CONSEGNA ESERCIZIO:
Riscrivi tutte le voci qui sotto, riga per riga, senza cambiare nulla.
# # # #
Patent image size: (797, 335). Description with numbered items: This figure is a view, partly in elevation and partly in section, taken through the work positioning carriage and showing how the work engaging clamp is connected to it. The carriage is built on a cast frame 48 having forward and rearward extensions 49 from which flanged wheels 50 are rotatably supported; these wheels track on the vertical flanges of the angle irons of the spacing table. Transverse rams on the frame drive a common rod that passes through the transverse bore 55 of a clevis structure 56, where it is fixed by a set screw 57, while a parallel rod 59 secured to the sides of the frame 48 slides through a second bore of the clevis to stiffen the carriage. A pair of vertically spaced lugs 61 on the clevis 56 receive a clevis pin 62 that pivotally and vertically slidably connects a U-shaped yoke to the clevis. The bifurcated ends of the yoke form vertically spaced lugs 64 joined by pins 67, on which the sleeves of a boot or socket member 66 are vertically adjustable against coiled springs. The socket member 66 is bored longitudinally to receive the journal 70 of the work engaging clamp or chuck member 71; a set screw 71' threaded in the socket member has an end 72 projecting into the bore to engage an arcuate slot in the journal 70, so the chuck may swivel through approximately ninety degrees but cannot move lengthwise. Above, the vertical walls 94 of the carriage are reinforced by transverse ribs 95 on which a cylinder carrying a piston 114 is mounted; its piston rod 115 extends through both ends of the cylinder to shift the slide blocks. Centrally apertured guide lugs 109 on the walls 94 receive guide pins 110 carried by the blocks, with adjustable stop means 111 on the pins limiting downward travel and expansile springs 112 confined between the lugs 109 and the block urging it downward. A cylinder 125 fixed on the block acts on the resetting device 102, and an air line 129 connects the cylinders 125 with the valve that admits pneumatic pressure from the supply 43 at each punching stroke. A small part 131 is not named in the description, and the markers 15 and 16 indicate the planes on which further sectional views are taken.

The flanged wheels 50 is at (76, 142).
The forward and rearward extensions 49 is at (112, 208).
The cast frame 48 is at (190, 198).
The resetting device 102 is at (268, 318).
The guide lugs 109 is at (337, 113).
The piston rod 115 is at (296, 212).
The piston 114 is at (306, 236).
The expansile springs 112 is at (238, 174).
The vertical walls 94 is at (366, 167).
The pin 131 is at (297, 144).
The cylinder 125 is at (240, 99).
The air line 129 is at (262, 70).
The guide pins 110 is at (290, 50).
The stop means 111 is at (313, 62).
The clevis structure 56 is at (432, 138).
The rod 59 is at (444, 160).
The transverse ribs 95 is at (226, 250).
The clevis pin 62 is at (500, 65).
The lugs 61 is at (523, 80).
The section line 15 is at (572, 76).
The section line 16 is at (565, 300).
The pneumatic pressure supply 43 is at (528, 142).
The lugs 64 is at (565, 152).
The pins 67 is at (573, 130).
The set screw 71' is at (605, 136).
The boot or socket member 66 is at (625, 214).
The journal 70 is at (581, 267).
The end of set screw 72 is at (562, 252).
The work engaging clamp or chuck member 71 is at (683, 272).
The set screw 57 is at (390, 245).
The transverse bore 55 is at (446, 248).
# # # #
RISPOSTA QUI SOTTO:
Patent image size: (797, 335). Description with numbered items: This figure is a view, partly in elevation and partly in section, taken through the work positioning carriage and showing how the work engaging clamp is connected to it. The carriage is built on a cast frame 48 having forward and rearward extensions 49 from which flanged wheels 50 are rotatably supported; these wheels track on the vertical flanges of the angle irons of the spacing table. Transverse rams on the frame drive a common rod that passes through the transverse bore 55 of a clevis structure 56, where it is fixed by a set screw 57, while a parallel rod 59 secured to the sides of the frame 48 slides through a second bore of the clevis to stiffen the carriage. A pair of vertically spaced lugs 61 on the clevis 56 receive a clevis pin 62 that pivotally and vertically slidably connects a U-shaped yoke to the clevis. The bifurcated ends of the yoke form vertically spaced lugs 64 joined by pins 67, on which the sleeves of a boot or socket member 66 are vertically adjustable against coiled springs. The socket member 66 is bored longitudinally to receive the journal 70 of the work engaging clamp or chuck member 71; a set screw 71' threaded in the socket member has an end 72 projecting into the bore to engage an arcuate slot in the journal 70, so the chuck may swivel through approximately ninety degrees but cannot move lengthwise. Above, the vertical walls 94 of the carriage are reinforced by transverse ribs 95 on which a cylinder carrying a piston 114 is mounted; its piston rod 115 extends through both ends of the cylinder to shift the slide blocks. Centrally apertured guide lugs 109 on the walls 94 receive guide pins 110 carried by the blocks, with adjustable stop means 111 on the pins limiting downward travel and expansile springs 112 confined between the lugs 109 and the block urging it downward. A cylinder 125 fixed on the block acts on the resetting device 102, and an air line 129 connects the cylinders 125 with the valve that admits pneumatic pressure from the supply 43 at each punching stroke. A small part 131 is not named in the description, and the markers 15 and 16 indicate the planes on which further sectional views are taken.

The flanged wheels 50 is at (76, 142).
The forward and rearward extensions 49 is at (112, 208).
The cast frame 48 is at (190, 198).
The resetting device 102 is at (268, 318).
The guide lugs 109 is at (337, 113).
The piston rod 115 is at (296, 212).
The piston 114 is at (306, 236).
The expansile springs 112 is at (238, 174).
The vertical walls 94 is at (366, 167).
The pin 131 is at (297, 144).
The cylinder 125 is at (240, 99).
The air line 129 is at (262, 70).
The guide pins 110 is at (290, 50).
The stop means 111 is at (313, 62).
The clevis structure 56 is at (432, 138).
The rod 59 is at (444, 160).
The transverse ribs 95 is at (226, 250).
The clevis pin 62 is at (500, 65).
The lugs 61 is at (523, 80).
The section line 15 is at (572, 76).
The section line 16 is at (565, 300).
The pneumatic pressure supply 43 is at (528, 142).
The lugs 64 is at (565, 152).
The pins 67 is at (573, 130).
The set screw 71' is at (605, 136).
The boot or socket member 66 is at (625, 214).
The journal 70 is at (581, 267).
The end of set screw 72 is at (562, 252).
The work engaging clamp or chuck member 71 is at (683, 272).
The set screw 57 is at (390, 245).
The transverse bore 55 is at (446, 248).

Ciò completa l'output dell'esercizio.